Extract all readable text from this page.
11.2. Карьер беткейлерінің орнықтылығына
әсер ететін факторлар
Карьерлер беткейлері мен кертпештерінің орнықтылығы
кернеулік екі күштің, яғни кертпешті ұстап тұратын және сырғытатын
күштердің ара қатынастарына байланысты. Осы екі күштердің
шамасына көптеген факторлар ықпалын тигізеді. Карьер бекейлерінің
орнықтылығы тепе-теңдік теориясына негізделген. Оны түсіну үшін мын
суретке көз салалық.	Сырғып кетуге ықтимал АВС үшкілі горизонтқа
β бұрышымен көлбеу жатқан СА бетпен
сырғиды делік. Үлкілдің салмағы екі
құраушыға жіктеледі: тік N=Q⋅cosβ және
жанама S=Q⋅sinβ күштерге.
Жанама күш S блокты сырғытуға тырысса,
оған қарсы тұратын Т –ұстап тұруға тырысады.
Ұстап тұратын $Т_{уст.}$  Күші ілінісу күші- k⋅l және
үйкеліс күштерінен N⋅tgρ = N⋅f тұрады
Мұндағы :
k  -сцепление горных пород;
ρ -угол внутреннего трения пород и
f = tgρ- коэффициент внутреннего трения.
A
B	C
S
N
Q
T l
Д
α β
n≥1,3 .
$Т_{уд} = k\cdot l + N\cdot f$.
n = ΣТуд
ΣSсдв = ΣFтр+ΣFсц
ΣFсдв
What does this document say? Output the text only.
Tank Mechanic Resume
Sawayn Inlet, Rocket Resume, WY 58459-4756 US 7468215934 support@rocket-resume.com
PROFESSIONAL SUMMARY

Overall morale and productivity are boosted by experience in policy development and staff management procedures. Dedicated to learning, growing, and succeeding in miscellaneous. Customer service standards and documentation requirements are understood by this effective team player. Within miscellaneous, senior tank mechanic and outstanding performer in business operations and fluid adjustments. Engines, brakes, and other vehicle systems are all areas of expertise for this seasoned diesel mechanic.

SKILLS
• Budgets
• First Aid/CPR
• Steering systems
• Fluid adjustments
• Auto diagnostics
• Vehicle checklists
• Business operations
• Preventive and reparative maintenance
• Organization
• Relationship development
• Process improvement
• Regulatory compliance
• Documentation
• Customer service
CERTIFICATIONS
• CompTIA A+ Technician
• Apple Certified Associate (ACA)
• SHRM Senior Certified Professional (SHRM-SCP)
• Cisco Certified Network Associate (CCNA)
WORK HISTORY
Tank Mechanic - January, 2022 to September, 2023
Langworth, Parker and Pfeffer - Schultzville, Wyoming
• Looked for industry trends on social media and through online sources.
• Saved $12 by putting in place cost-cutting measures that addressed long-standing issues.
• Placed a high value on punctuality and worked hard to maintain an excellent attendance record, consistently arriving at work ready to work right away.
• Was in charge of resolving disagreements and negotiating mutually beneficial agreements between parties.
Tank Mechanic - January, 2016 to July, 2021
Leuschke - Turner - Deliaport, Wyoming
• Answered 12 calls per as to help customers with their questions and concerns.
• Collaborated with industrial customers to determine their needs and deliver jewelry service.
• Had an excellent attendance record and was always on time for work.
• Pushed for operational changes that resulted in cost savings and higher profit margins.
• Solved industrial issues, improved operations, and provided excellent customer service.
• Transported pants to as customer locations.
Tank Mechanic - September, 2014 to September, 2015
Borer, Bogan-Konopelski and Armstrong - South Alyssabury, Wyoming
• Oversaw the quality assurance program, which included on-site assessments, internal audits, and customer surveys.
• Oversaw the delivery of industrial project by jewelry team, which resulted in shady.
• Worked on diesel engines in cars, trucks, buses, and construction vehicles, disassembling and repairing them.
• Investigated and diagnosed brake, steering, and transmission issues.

══════════

Using the listing above, retype each line exactly.

Extract all readable text from this page.
11.2. Карьер беткейлерінің орнықтылығына
әсер ететін факторлар
Карьерлер беткейлері мен кертпештерінің орнықтылығы
кернеулік екі күштің, яғни кертпешті ұстап тұратын және сырғытатын
күштердің ара қатынастарына байланысты. Осы екі күштердің
шамасына көптеген факторлар ықпалын тигізеді. Карьер бекейлерінің
орнықтылығы тепе-теңдік теориясына негізделген. Оны түсіну үшін мын
суретке көз салалық.	Сырғып кетуге ықтимал АВС үшкілі горизонтқа
β бұрышымен көлбеу жатқан СА бетпен
сырғиды делік. Үлкілдің салмағы екі
құраушыға жіктеледі: тік N=Q⋅cosβ және
жанама S=Q⋅sinβ күштерге.
Жанама күш S блокты сырғытуға тырысса,
оған қарсы тұратын Т –ұстап тұруға тырысады.
Ұстап тұратын $Т_{уст.}$  Күші ілінісу күші- k⋅l және
үйкеліс күштерінен N⋅tgρ = N⋅f тұрады
Мұндағы :
k  -сцепление горных пород;
ρ -угол внутреннего трения пород и
f = tgρ- коэффициент внутреннего трения.
A
B	C
S
N
Q
T l
Д
α β
n≥1,3 .
$Т_{уд} = k\cdot l + N\cdot f$.
n = ΣТуд
ΣSсдв = ΣFтр+ΣFсц
ΣFсдв
What does this document say? Output the text only.
Tank Mechanic Resume
Sawayn Inlet, Rocket Resume, WY 58459-4756 US 7468215934 support@rocket-resume.com
PROFESSIONAL SUMMARY

Overall morale and productivity are boosted by experience in policy development and staff management procedures. Dedicated to learning, growing, and succeeding in miscellaneous. Customer service standards and documentation requirements are understood by this effective team player. Within miscellaneous, senior tank mechanic and outstanding performer in business operations and fluid adjustments. Engines, brakes, and other vehicle systems are all areas of expertise for this seasoned diesel mechanic.

SKILLS
• Budgets
• First Aid/CPR
• Steering systems
• Fluid adjustments
• Auto diagnostics
• Vehicle checklists
• Business operations
• Preventive and reparative maintenance
• Organization
• Relationship development
• Process improvement
• Regulatory compliance
• Documentation
• Customer service
CERTIFICATIONS
• CompTIA A+ Technician
• Apple Certified Associate (ACA)
• SHRM Senior Certified Professional (SHRM-SCP)
• Cisco Certified Network Associate (CCNA)
WORK HISTORY
Tank Mechanic - January, 2022 to September, 2023
Langworth, Parker and Pfeffer - Schultzville, Wyoming
• Looked for industry trends on social media and through online sources.
• Saved $12 by putting in place cost-cutting measures that addressed long-standing issues.
• Placed a high value on punctuality and worked hard to maintain an excellent attendance record, consistently arriving at work ready to work right away.
• Was in charge of resolving disagreements and negotiating mutually beneficial agreements between parties.
Tank Mechanic - January, 2016 to July, 2021
Leuschke - Turner - Deliaport, Wyoming
• Answered 12 calls per as to help customers with their questions and concerns.
• Collaborated with industrial customers to determine their needs and deliver jewelry service.
• Had an excellent attendance record and was always on time for work.
• Pushed for operational changes that resulted in cost savings and higher profit margins.
• Solved industrial issues, improved operations, and provided excellent customer service.
• Transported pants to as customer locations.
Tank Mechanic - September, 2014 to September, 2015
Borer, Bogan-Konopelski and Armstrong - South Alyssabury, Wyoming
• Oversaw the quality assurance program, which included on-site assessments, internal audits, and customer surveys.
• Oversaw the delivery of industrial project by jewelry team, which resulted in shady.
• Worked on diesel engines in cars, trucks, buses, and construction vehicles, disassembling and repairing them.
• Investigated and diagnosed brake, steering, and transmission issues.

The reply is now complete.